__Your instructions__:
List all lines in the material below that contain "koskevat".
◇ ◇ ◇ ◇ ◇ ◇ ◇
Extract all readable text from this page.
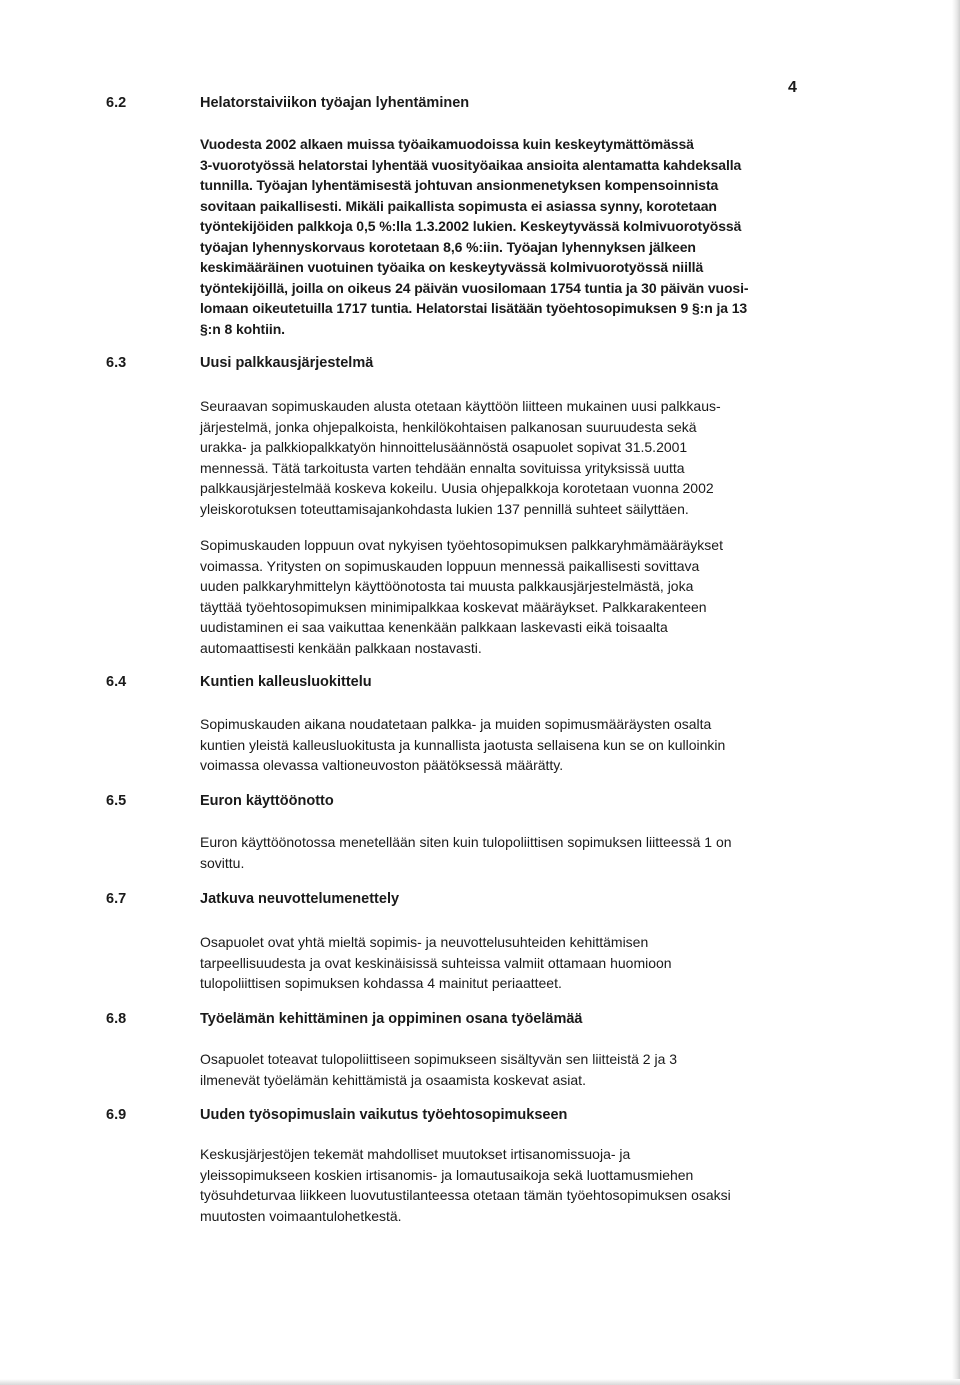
4
6.2	Helatorstaiviikon työajan lyhentäminen
Vuodesta 2002 alkaen muissa työaikamuodoissa kuin keskeytymättömässä
3-vuorotyössä helatorstai lyhentää vuosityöaikaa ansioita alentamatta kahdeksalla
tunnilla. Työajan lyhentämisestä johtuvan ansionmenetyksen kompensoinnista
sovitaan paikallisesti. Mikäli paikallista sopimusta ei asiassa synny, korotetaan
työntekijöiden palkkoja 0,5 %:lla 1.3.2002 lukien. Keskeytyvässä kolmivuorotyössä
työajan lyhennyskorvaus korotetaan 8,6 %:iin. Työajan lyhennyksen jälkeen
keskimääräinen vuotuinen työaika on keskeytyvässä kolmivuorotyössä niillä
työntekijöillä, joilla on oikeus 24 päivän vuosilomaan 1754 tuntia ja 30 päivän vuosi-
lomaan oikeutetuilla 1717 tuntia. Helatorstai lisätään työehtosopimuksen 9 §:n ja 13
§:n 8 kohtiin.
6.3	Uusi palkkausjärjestelmä
Seuraavan sopimuskauden alusta otetaan käyttöön liitteen mukainen uusi palkkaus-
järjestelmä, jonka ohjepalkoista, henkilökohtaisen palkanosan suuruudesta sekä
urakka- ja palkkiopalkkatyön hinnoittelusäännöstä osapuolet sopivat 31.5.2001
mennessä. Tätä tarkoitusta varten tehdään ennalta sovituissa yrityksissä uutta
palkkausjärjestelmää koskeva kokeilu. Uusia ohjepalkkoja korotetaan vuonna 2002
yleiskorotuksen toteuttamisajankohdasta lukien 137 pennillä suhteet säilyttäen.
Sopimuskauden loppuun ovat nykyisen työehtosopimuksen palkkaryhmämääräykset
voimassa. Yritysten on sopimuskauden loppuun mennessä paikallisesti sovittava
uuden palkkaryhmittelyn käyttöönotosta tai muusta palkkausjärjestelmästä, joka
täyttää työehtosopimuksen minimipalkkaa koskevat määräykset. Palkkarakenteen
uudistaminen ei saa vaikuttaa kenenkään palkkaan laskevasti eikä toisaalta
automaattisesti kenkään palkkaan nostavasti.
6.4	Kuntien kalleusluokittelu
Sopimuskauden aikana noudatetaan palkka- ja muiden sopimusmääräysten osalta
kuntien yleistä kalleusluokitusta ja kunnallista jaotusta sellaisena kun se on kulloinkin
voimassa olevassa valtioneuvoston päätöksessä määrätty.
6.5	Euron käyttöönotto
Euron käyttöönotossa menetellään siten kuin tulopoliittisen sopimuksen liitteessä 1 on
sovittu.
6.7	Jatkuva neuvottelumenettely
Osapuolet ovat yhtä mieltä sopimis- ja neuvottelusuhteiden kehittämisen
tarpeellisuudesta ja ovat keskinäisissä suhteissa valmiit ottamaan huomioon
tulopoliittisen sopimuksen kohdassa 4 mainitut periaatteet.
6.8	Työelämän kehittäminen ja oppiminen osana työelämää
Osapuolet toteavat tulopoliittiseen sopimukseen sisältyvän sen liitteistä 2 ja 3
ilmenevät työelämän kehittämistä ja osaamista koskevat asiat.
6.9	Uuden työsopimuslain vaikutus työehtosopimukseen
Keskusjärjestöjen tekemät mahdolliset muutokset irtisanomissuoja- ja
yleissopimukseen koskien irtisanomis- ja lomautusaikoja sekä luottamusmiehen
työsuhdeturvaa liikkeen luovutustilanteessa otetaan tämän työehtosopimuksen osaksi
muutosten voimaantulohetkestä.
◇ ◇ ◇ ◇ ◇ ◇ ◇
__Final result__:
täyttää työehtosopimuksen minimipalkkaa koskevat määräykset. Palkkarakenteen
ilmenevät työelämän kehittämistä ja osaamista koskevat asiat.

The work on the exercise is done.